_Entries provided_:
* START *
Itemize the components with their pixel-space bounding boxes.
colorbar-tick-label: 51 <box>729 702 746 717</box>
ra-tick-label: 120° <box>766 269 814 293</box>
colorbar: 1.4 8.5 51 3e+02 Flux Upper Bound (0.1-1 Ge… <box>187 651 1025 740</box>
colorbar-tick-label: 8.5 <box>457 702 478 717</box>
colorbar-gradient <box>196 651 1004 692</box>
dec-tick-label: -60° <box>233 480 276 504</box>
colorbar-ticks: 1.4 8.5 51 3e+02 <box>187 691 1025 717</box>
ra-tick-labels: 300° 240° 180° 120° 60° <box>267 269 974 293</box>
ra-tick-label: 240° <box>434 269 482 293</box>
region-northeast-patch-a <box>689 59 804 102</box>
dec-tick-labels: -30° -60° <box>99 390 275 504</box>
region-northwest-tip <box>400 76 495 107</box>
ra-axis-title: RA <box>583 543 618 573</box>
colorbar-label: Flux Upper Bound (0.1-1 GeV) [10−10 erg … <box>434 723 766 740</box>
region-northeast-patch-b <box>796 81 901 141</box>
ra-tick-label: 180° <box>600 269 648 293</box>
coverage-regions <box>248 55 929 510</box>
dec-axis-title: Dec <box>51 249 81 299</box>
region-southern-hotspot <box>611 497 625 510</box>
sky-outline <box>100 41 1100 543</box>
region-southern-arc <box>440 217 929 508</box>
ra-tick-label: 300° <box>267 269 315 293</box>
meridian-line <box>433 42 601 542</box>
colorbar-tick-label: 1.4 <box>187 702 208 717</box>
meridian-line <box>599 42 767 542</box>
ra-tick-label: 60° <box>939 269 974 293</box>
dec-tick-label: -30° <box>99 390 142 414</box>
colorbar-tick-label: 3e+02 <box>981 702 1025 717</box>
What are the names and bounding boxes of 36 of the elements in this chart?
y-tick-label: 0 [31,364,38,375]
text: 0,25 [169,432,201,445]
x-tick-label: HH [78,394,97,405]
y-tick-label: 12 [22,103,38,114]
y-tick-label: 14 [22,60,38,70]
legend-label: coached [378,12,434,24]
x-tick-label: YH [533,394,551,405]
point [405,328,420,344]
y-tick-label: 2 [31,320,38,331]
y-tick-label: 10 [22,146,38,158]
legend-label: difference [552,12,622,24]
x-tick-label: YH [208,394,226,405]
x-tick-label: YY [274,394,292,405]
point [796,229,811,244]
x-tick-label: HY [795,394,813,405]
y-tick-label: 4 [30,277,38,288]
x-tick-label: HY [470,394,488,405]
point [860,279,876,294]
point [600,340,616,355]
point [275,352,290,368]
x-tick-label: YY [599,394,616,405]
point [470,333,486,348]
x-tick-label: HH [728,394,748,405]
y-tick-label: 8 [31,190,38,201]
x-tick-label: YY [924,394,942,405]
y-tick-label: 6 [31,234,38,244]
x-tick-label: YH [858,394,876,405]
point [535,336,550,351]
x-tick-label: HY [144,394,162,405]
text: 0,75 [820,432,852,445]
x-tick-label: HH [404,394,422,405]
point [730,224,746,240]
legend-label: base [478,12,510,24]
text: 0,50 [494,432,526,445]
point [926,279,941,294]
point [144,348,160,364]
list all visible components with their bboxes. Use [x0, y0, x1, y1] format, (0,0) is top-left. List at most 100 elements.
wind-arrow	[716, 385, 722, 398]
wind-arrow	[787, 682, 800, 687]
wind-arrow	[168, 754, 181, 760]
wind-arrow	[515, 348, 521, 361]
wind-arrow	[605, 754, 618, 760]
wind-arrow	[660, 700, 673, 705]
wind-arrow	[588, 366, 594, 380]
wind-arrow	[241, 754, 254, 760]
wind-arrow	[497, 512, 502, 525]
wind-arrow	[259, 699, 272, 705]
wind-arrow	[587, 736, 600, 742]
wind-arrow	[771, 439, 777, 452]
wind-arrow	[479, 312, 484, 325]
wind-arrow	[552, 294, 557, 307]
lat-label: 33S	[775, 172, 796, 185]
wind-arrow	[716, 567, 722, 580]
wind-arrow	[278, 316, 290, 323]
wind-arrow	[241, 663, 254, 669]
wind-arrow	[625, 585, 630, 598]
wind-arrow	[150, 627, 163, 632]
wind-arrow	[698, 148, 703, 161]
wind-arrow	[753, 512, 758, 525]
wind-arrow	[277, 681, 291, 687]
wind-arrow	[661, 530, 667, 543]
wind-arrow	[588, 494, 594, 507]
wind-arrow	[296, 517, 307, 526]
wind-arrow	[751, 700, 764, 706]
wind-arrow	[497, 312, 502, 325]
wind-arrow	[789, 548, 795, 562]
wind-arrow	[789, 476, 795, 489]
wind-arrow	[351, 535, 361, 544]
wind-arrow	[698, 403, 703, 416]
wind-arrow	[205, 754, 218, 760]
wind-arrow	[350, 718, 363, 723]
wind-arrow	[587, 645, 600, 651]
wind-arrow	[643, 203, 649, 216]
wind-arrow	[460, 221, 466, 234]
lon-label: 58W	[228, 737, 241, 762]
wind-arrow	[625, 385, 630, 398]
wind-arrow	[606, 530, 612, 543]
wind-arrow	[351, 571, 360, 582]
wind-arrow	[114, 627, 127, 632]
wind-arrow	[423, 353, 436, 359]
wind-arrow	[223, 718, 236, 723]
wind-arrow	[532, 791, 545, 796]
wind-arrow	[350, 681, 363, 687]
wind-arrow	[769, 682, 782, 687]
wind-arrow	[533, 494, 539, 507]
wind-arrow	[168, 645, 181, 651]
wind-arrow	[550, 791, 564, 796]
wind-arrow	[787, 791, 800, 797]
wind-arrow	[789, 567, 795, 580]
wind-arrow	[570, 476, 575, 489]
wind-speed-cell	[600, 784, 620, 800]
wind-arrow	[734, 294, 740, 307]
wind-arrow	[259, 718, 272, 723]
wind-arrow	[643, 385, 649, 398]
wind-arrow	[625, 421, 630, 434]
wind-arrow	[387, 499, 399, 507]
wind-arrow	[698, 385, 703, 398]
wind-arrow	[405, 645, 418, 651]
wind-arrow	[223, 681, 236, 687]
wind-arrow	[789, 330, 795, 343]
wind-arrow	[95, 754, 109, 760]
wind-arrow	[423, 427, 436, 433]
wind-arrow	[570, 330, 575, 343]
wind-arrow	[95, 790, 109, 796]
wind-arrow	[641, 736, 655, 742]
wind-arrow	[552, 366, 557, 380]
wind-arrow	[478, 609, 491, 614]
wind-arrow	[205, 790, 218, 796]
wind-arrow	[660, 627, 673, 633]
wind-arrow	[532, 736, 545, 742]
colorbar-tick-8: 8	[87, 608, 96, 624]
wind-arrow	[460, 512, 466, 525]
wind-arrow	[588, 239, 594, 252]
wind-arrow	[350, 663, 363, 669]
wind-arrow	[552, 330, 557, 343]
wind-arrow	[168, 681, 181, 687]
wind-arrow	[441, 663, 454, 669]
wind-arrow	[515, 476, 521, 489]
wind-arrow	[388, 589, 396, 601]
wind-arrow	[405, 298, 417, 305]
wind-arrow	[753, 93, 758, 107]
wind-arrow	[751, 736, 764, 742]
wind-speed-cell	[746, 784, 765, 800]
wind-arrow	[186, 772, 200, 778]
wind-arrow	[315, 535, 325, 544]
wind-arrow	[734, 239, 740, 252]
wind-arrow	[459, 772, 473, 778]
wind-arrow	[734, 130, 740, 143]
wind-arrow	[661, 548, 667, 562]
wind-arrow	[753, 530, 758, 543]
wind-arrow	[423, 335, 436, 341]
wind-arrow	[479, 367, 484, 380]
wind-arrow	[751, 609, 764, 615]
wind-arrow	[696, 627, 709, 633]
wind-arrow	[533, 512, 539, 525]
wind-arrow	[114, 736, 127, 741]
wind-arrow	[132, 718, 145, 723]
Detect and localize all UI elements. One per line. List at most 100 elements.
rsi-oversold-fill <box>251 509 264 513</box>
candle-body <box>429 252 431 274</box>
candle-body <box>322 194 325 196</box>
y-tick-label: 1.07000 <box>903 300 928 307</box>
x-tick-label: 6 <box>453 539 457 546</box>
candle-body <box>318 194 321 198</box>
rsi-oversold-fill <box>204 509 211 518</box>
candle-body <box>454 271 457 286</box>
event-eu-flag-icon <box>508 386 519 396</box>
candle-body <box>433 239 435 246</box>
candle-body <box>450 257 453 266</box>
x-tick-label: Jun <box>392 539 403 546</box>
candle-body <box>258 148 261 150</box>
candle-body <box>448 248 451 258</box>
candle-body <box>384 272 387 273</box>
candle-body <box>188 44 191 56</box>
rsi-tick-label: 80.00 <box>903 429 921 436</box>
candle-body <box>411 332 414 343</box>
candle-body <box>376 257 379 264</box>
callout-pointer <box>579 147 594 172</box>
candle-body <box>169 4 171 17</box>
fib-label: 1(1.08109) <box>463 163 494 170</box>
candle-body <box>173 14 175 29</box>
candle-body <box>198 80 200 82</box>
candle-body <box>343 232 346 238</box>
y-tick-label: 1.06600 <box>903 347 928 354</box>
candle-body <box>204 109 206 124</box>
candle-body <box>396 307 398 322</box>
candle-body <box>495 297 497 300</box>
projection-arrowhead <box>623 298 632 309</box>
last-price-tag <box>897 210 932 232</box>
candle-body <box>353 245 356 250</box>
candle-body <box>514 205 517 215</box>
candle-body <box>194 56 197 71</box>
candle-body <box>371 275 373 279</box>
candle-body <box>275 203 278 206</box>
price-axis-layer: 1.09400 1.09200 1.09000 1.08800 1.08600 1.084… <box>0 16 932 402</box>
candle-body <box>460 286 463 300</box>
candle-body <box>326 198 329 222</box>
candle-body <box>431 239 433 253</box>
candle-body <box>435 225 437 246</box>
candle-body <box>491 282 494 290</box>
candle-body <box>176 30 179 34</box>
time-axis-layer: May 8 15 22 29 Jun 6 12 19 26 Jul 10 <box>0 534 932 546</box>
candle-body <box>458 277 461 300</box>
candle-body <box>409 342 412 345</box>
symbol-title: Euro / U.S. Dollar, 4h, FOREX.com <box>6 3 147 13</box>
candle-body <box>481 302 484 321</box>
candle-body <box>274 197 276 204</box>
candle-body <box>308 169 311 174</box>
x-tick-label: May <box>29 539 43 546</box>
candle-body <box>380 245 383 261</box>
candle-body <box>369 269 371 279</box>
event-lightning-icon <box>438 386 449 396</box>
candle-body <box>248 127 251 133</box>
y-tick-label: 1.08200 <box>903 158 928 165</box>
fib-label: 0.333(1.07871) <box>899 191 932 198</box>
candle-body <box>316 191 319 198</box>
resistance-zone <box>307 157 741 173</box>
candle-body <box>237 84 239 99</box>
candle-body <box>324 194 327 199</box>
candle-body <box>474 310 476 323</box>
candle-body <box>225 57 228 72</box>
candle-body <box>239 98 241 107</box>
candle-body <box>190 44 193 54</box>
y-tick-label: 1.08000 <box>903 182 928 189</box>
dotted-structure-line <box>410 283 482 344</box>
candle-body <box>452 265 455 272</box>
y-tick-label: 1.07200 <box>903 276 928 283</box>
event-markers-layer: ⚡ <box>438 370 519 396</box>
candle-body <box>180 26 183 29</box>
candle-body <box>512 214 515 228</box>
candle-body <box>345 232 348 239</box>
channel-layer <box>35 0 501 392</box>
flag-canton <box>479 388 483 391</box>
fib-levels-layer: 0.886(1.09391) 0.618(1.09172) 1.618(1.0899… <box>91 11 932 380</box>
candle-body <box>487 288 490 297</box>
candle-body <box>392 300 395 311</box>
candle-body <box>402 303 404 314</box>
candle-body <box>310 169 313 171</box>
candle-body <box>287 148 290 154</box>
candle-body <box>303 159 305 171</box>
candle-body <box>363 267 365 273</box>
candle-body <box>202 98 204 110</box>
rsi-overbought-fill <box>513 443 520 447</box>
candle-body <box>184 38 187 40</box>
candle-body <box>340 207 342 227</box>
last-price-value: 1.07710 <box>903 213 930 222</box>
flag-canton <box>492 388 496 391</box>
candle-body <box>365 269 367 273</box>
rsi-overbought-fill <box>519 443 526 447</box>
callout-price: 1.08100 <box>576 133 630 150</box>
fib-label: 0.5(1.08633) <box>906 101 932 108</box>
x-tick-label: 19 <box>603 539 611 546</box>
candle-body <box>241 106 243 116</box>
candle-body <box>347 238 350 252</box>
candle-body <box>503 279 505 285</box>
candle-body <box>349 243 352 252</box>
* END *
_Do this_:
Please change "colorbar-tick-label" to "colorbar-tick-text" in the items from the first line through the line with "ra-tick-label: 240° <box>434", keeping everything else the same. Give back only those lines.

_Result of the exercise_:
Itemize the components with their pixel-space bounding boxes.
colorbar-tick-text: 51 <box>729 702 746 717</box>
ra-tick-label: 120° <box>766 269 814 293</box>
colorbar: 1.4 8.5 51 3e+02 Flux Upper Bound (0.1-1 Ge… <box>187 651 1025 740</box>
colorbar-tick-text: 8.5 <box>457 702 478 717</box>
colorbar-gradient <box>196 651 1004 692</box>
dec-tick-label: -60° <box>233 480 276 504</box>
colorbar-ticks: 1.4 8.5 51 3e+02 <box>187 691 1025 717</box>
ra-tick-labels: 300° 240° 180° 120° 60° <box>267 269 974 293</box>
ra-tick-label: 240° <box>434 269 482 293</box>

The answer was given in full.